*Excerpt*.

......

Also, if you are aware of any studies or empirical data regarding the performance of your products that differ from the data that you include in the Form 8-K or that identify any significant disadvantages of your products, please revise your disclosure so that the information you present is balanced.
 
 
 

 

Division of Corporate Finance
September 10, 2013
Page 5

 
Company Response
 
We have removed our references to any studies and empirical data.
 
16. Please explain the information presented in the second table on page 7 so that it is understandable to investors; include clarification of the significance of the categories in the first column, the codes in the last column, and disclosure regarding what test result is required for a category to be labeled “superior.” Your disclosure should clarify how the information supports your statements that your proposed product is “reliable, dependable, [and] consistent,” that your product is “unparalleled” and maximizes water/cement ratios, and that your product greatly improves fire resistance. Your disclosure also should clarify when the testing in the last two categories in the table began.

......

*Data lines*.
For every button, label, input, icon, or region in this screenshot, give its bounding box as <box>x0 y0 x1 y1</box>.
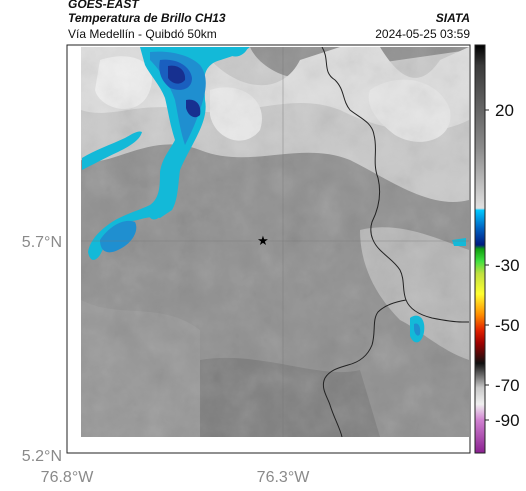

......

*Goal*. Rewrite the excerpt starting at "Company Response" and ending at "the table began.", swapping in "offering" wherever "product" appears.

*Right answer*.
Company Response
 
We have removed our references to any studies and empirical data.
 
16. Please explain the information presented in the second table on page 7 so that it is understandable to investors; include clarification of the significance of the categories in the first column, the codes in the last column, and disclosure regarding what test result is required for a category to be labeled “superior.” Your disclosure should clarify how the information supports your statements that your proposed offering is “reliable, dependable, [and] consistent,” that your offering is “unparalleled” and maximizes water/cement ratios, and that your offering greatly improves fire resistance. Your disclosure also should clarify when the testing in the last two categories in the table began.